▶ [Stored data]
* * * * *

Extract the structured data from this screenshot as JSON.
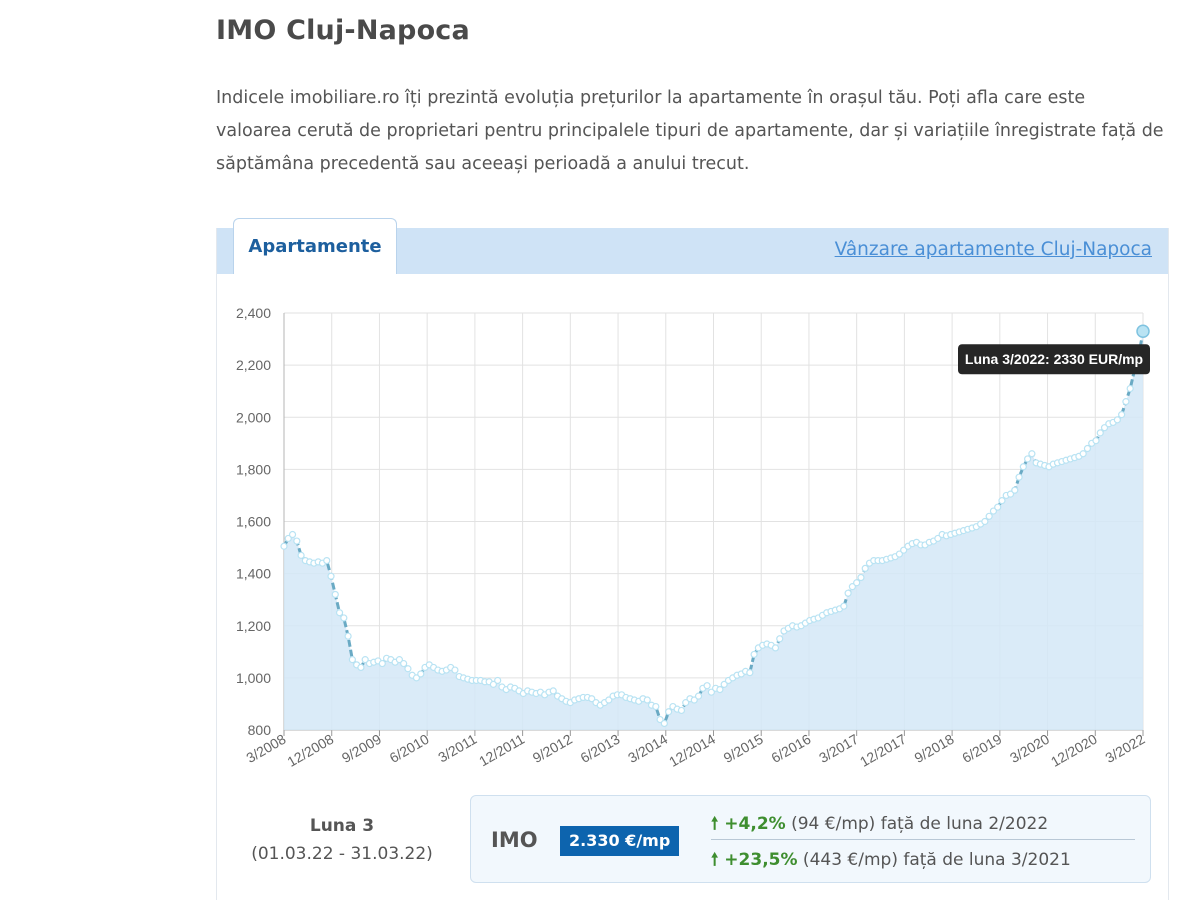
{
  "page": {
    "title": "IMO Cluj-Napoca",
    "intro": "Indicele imobiliare.ro îți prezintă evoluția prețurilor la apartamente în orașul tău. Poți afla care este valoarea cerută de proprietari pentru principalele tipuri de apartamente, dar și variațiile înregistrate față de săptămâna precedentă sau aceeași perioadă a anului trecut."
  },
  "tabs": {
    "active": "Apartamente",
    "link": "Vânzare apartamente Cluj-Napoca"
  },
  "tooltip": "Luna 3/2022: 2330 EUR/mp",
  "summary": {
    "month_title": "Luna 3",
    "month_range": "(01.03.22 - 31.03.22)",
    "imo_label": "IMO",
    "imo_value": "2.330 €/mp",
    "change1": {
      "arrow": "🠕",
      "pct": "+4,2%",
      "text": " (94 €/mp) față de luna 2/2022"
    },
    "change2": {
      "arrow": "🠕",
      "pct": "+23,5%",
      "text": " (443 €/mp) față de luna 3/2021"
    }
  },
  "colors": {
    "line": "#6aaac4",
    "area": "#d4e7f7",
    "marker": "#b9e3f3",
    "accent": "#0d64ae",
    "positive": "#3e8e2f"
  },
  "chart_data": {
    "type": "area",
    "unit": "EUR/mp",
    "ylim": [
      800,
      2400
    ],
    "yticks": [
      800,
      1000,
      1200,
      1400,
      1600,
      1800,
      2000,
      2200,
      2400
    ],
    "xticks": [
      "3/2008",
      "12/2008",
      "9/2009",
      "6/2010",
      "3/2011",
      "12/2011",
      "9/2012",
      "6/2013",
      "3/2014",
      "12/2014",
      "9/2015",
      "6/2016",
      "3/2017",
      "12/2017",
      "9/2018",
      "6/2019",
      "3/2020",
      "12/2020",
      "3/2022"
    ],
    "grid": true,
    "x_start": "3/2008",
    "x_end": "3/2022",
    "values": [
      1505,
      1535,
      1550,
      1525,
      1470,
      1450,
      1445,
      1440,
      1445,
      1440,
      1450,
      1390,
      1320,
      1250,
      1230,
      1160,
      1070,
      1050,
      1040,
      1070,
      1055,
      1060,
      1065,
      1055,
      1075,
      1070,
      1060,
      1070,
      1055,
      1035,
      1010,
      1000,
      1015,
      1040,
      1050,
      1040,
      1030,
      1025,
      1030,
      1040,
      1030,
      1005,
      1000,
      995,
      990,
      990,
      990,
      985,
      985,
      975,
      990,
      965,
      955,
      965,
      960,
      950,
      940,
      950,
      945,
      940,
      945,
      935,
      945,
      950,
      930,
      920,
      910,
      905,
      915,
      920,
      925,
      925,
      920,
      905,
      895,
      905,
      915,
      930,
      935,
      935,
      925,
      920,
      915,
      910,
      920,
      915,
      895,
      890,
      840,
      825,
      870,
      890,
      880,
      875,
      905,
      920,
      915,
      930,
      960,
      970,
      945,
      960,
      955,
      975,
      990,
      1000,
      1010,
      1015,
      1025,
      1020,
      1090,
      1115,
      1125,
      1130,
      1125,
      1115,
      1150,
      1180,
      1190,
      1200,
      1195,
      1200,
      1210,
      1220,
      1225,
      1230,
      1240,
      1250,
      1255,
      1260,
      1265,
      1275,
      1325,
      1350,
      1365,
      1385,
      1420,
      1440,
      1450,
      1450,
      1450,
      1455,
      1460,
      1465,
      1475,
      1490,
      1505,
      1515,
      1520,
      1510,
      1510,
      1520,
      1525,
      1535,
      1550,
      1545,
      1550,
      1555,
      1560,
      1565,
      1570,
      1575,
      1580,
      1590,
      1600,
      1620,
      1640,
      1655,
      1680,
      1700,
      1705,
      1720,
      1770,
      1810,
      1840,
      1860,
      1825,
      1820,
      1815,
      1810,
      1820,
      1825,
      1830,
      1835,
      1840,
      1845,
      1850,
      1860,
      1880,
      1900,
      1910,
      1940,
      1960,
      1975,
      1980,
      1990,
      2010,
      2060,
      2110,
      2180,
      2236,
      2330
    ]
  }
}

* * * * *

▶ [GIVEN EXERCISE]
The listing above needs to be output again exactly. Don't include the pictures.

▶ [SOLUTION TO THIS PROBLEM]
Extract the structured data from this screenshot as JSON.
{
  "page": {
    "title": "IMO Cluj-Napoca",
    "intro": "Indicele imobiliare.ro îți prezintă evoluția prețurilor la apartamente în orașul tău. Poți afla care este valoarea cerută de proprietari pentru principalele tipuri de apartamente, dar și variațiile înregistrate față de săptămâna precedentă sau aceeași perioadă a anului trecut."
  },
  "tabs": {
    "active": "Apartamente",
    "link": "Vânzare apartamente Cluj-Napoca"
  },
  "tooltip": "Luna 3/2022: 2330 EUR/mp",
  "summary": {
    "month_title": "Luna 3",
    "month_range": "(01.03.22 - 31.03.22)",
    "imo_label": "IMO",
    "imo_value": "2.330 €/mp",
    "change1": {
      "arrow": "🠕",
      "pct": "+4,2%",
      "text": " (94 €/mp) față de luna 2/2022"
    },
    "change2": {
      "arrow": "🠕",
      "pct": "+23,5%",
      "text": " (443 €/mp) față de luna 3/2021"
    }
  },
  "colors": {
    "line": "#6aaac4",
    "area": "#d4e7f7",
    "marker": "#b9e3f3",
    "accent": "#0d64ae",
    "positive": "#3e8e2f"
  },
  "chart_data": {
    "type": "area",
    "unit": "EUR/mp",
    "ylim": [
      800,
      2400
    ],
    "yticks": [
      800,
      1000,
      1200,
      1400,
      1600,
      1800,
      2000,
      2200,
      2400
    ],
    "xticks": [
      "3/2008",
      "12/2008",
      "9/2009",
      "6/2010",
      "3/2011",
      "12/2011",
      "9/2012",
      "6/2013",
      "3/2014",
      "12/2014",
      "9/2015",
      "6/2016",
      "3/2017",
      "12/2017",
      "9/2018",
      "6/2019",
      "3/2020",
      "12/2020",
      "3/2022"
    ],
    "grid": true,
    "x_start": "3/2008",
    "x_end": "3/2022",
    "values": [
      1505,
      1535,
      1550,
      1525,
      1470,
      1450,
      1445,
      1440,
      1445,
      1440,
      1450,
      1390,
      1320,
      1250,
      1230,
      1160,
      1070,
      1050,
      1040,
      1070,
      1055,
      1060,
      1065,
      1055,
      1075,
      1070,
      1060,
      1070,
      1055,
      1035,
      1010,
      1000,
      1015,
      1040,
      1050,
      1040,
      1030,
      1025,
      1030,
      1040,
      1030,
      1005,
      1000,
      995,
      990,
      990,
      990,
      985,
      985,
      975,
      990,
      965,
      955,
      965,
      960,
      950,
      940,
      950,
      945,
      940,
      945,
      935,
      945,
      950,
      930,
      920,
      910,
      905,
      915,
      920,
      925,
      925,
      920,
      905,
      895,
      905,
      915,
      930,
      935,
      935,
      925,
      920,
      915,
      910,
      920,
      915,
      895,
      890,
      840,
      825,
      870,
      890,
      880,
      875,
      905,
      920,
      915,
      930,
      960,
      970,
      945,
      960,
      955,
      975,
      990,
      1000,
      1010,
      1015,
      1025,
      1020,
      1090,
      1115,
      1125,
      1130,
      1125,
      1115,
      1150,
      1180,
      1190,
      1200,
      1195,
      1200,
      1210,
      1220,
      1225,
      1230,
      1240,
      1250,
      1255,
      1260,
      1265,
      1275,
      1325,
      1350,
      1365,
      1385,
      1420,
      1440,
      1450,
      1450,
      1450,
      1455,
      1460,
      1465,
      1475,
      1490,
      1505,
      1515,
      1520,
      1510,
      1510,
      1520,
      1525,
      1535,
      1550,
      1545,
      1550,
      1555,
      1560,
      1565,
      1570,
      1575,
      1580,
      1590,
      1600,
      1620,
      1640,
      1655,
      1680,
      1700,
      1705,
      1720,
      1770,
      1810,
      1840,
      1860,
      1825,
      1820,
      1815,
      1810,
      1820,
      1825,
      1830,
      1835,
      1840,
      1845,
      1850,
      1860,
      1880,
      1900,
      1910,
      1940,
      1960,
      1975,
      1980,
      1990,
      2010,
      2060,
      2110,
      2180,
      2236,
      2330
    ]
  }
}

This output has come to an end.